### TASK TO CARRY OUT
Return the records in full, exactly as given.

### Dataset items
□ □ □ □ □
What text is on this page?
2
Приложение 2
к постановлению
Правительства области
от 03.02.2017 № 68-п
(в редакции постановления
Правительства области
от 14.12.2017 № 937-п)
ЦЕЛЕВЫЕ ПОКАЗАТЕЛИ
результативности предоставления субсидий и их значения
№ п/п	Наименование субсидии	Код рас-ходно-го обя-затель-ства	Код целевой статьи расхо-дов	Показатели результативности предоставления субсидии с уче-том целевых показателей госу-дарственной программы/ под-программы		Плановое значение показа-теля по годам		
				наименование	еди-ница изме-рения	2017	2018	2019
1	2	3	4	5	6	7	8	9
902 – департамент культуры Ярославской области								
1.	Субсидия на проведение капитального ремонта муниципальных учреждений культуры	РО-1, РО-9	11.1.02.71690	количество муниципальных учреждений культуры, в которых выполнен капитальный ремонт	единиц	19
□ □ □ □ □
### THE SOLUTION
What text is on this page?
2
Приложение 2
к постановлению
Правительства области
от 03.02.2017 № 68-п
(в редакции постановления
Правительства области
от 14.12.2017 № 937-п)
ЦЕЛЕВЫЕ ПОКАЗАТЕЛИ
результативности предоставления субсидий и их значения
№ п/п	Наименование субсидии	Код рас-ходно-го обя-затель-ства	Код целевой статьи расхо-дов	Показатели результативности предоставления субсидии с уче-том целевых показателей госу-дарственной программы/ под-программы		Плановое значение показа-теля по годам		
				наименование	еди-ница изме-рения	2017	2018	2019
1	2	3	4	5	6	7	8	9
902 – департамент культуры Ярославской области								
1.	Субсидия на проведение капитального ремонта муниципальных учреждений культуры	РО-1, РО-9	11.1.02.71690	количество муниципальных учреждений культуры, в которых выполнен капитальный ремонт	единиц	19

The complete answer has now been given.